- **TRAVAIL À EFFECTUER**:
[A] Dans l'extrait sur L'Humeur du Monde, combien de panneaux d'affichage routiers Philippe Mouillon installe-t-il sur le terre-plein central de l'avenue ?
[B] Extrayez sans aucune modification le passage de l'extrait sur L'Humeur du Monde qui débute aux mots « Philippe Mouillon associe » et s'achève après les mots « Velter, Marcel Zang. ».

L’Humeur du Monde prend place en 1993 sur une avenue d’Echirolles, une ville ordinaire de banlieue française. Le site est d’une banalité affligeante, mais pourtant si emblématique d’une certaine réalité urbaine : flux continu d’automobiles, présence piétonnière anachronique, juxtaposition disloquée d’immeubles, simulacre paysagé … !
Loin de nier cette réalité, Philippe Mouillon s’ancre dans ce territoire et le bouleverse: il installe 30 panneaux d’affichages routiers en alignement sur les 800 mètres du terre-plein central de l’avenue, puis 30 roulottes de chantier à droite et à gauche des voies de roulement. Il repère enfin 30 satellites géostationnaires quelque part dans l’infini du ciel. Le décor est planté, l’Humeur du monde va commencer!
Philippe Mouillon associe au projet 25 écrivains du monde. Ces écrivains sont, pour la plupart, des compatriotes des populations bousculées et entassées dans cet habitat de banlieue
Ce sont surtout des voies originales et puissantes. Nicole de Pontcharra, elle même poète, assurait le choix et la coordination des auteurs. Il s’agissait de Abdellatif Laabi, Sony Labou Tansi, Kangni Alemdjrodo, Tahar Bekri , Zeljka Corak, Florent Couao-Zotti, Gerty Dambury, Demosthenes Davvettas, Natacha de Pontcharra, Xavier Galmiche, Nedim Gürsel, Jacques Lacarriere, Koulsi Lamco, Eduardo Manet, Luis Mizòn, Wajdi Mouawad, Biram Ndeck Ndiaye, Jean Luc Raharimanana , Michèle Rakotoson, Eugène Savitzkaya, José Augusto Seabra, Leïla Sebbar, Kiflé Sélassié, André Velter, Marcel Zang.

- **LIGNES ENREGISTRÉES**:
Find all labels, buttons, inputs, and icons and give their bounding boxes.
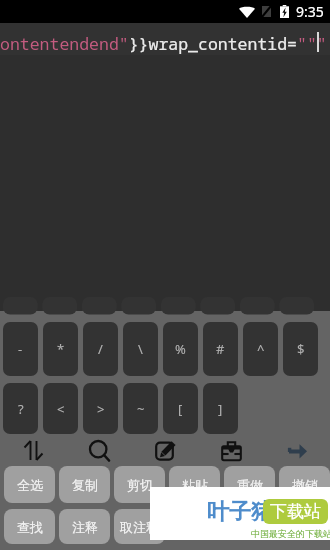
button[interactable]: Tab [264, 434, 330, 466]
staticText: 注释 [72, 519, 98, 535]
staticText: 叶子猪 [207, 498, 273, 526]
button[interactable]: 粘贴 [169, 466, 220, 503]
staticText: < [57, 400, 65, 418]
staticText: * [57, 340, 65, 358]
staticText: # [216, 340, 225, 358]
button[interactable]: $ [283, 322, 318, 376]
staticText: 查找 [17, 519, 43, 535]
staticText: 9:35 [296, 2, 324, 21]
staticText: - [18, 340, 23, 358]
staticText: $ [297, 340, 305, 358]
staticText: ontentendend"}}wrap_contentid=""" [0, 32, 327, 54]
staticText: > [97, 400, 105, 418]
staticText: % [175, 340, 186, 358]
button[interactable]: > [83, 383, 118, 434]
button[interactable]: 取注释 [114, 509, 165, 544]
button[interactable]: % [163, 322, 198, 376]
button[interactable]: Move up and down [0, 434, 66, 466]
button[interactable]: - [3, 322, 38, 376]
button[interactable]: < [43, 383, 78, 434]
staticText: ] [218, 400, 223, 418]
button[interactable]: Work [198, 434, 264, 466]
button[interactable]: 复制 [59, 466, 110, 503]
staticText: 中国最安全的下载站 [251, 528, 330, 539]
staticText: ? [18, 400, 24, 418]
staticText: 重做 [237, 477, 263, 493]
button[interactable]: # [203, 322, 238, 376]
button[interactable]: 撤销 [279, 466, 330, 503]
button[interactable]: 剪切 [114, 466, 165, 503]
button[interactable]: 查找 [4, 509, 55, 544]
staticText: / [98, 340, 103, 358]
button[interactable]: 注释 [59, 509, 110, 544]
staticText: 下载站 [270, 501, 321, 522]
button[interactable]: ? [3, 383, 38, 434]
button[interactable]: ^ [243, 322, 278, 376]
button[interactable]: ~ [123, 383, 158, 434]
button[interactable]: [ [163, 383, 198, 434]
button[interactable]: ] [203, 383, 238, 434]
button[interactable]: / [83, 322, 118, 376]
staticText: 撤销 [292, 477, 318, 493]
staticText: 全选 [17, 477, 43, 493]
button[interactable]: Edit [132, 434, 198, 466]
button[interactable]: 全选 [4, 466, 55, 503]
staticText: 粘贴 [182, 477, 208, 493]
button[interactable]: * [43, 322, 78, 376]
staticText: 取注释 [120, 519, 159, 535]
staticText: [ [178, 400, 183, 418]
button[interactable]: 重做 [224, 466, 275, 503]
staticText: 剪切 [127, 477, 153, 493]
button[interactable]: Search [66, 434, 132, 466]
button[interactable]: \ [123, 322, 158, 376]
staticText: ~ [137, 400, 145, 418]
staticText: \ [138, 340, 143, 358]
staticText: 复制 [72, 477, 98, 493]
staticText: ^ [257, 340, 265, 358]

- **RÉSULTATS SUCCESSIFS**:
[A] Il en installe 30.

[B]
Philippe Mouillon associe au projet 25 écrivains du monde. Ces écrivains sont, pour la plupart, des compatriotes des populations bousculées et entassées dans cet habitat de banlieue
Ce sont surtout des voies originales et puissantes. Nicole de Pontcharra, elle même poète, assurait le choix et la coordination des auteurs. Il s’agissait de Abdellatif Laabi, Sony Labou Tansi, Kangni Alemdjrodo, Tahar Bekri , Zeljka Corak, Florent Couao-Zotti, Gerty Dambury, Demosthenes Davvettas, Natacha de Pontcharra, Xavier Galmiche, Nedim Gürsel, Jacques Lacarriere, Koulsi Lamco, Eduardo Manet, Luis Mizòn, Wajdi Mouawad, Biram Ndeck Ndiaye, Jean Luc Raharimanana , Michèle Rakotoson, Eugène Savitzkaya, José Augusto Seabra, Leïla Sebbar, Kiflé Sélassié, André Velter, Marcel Zang.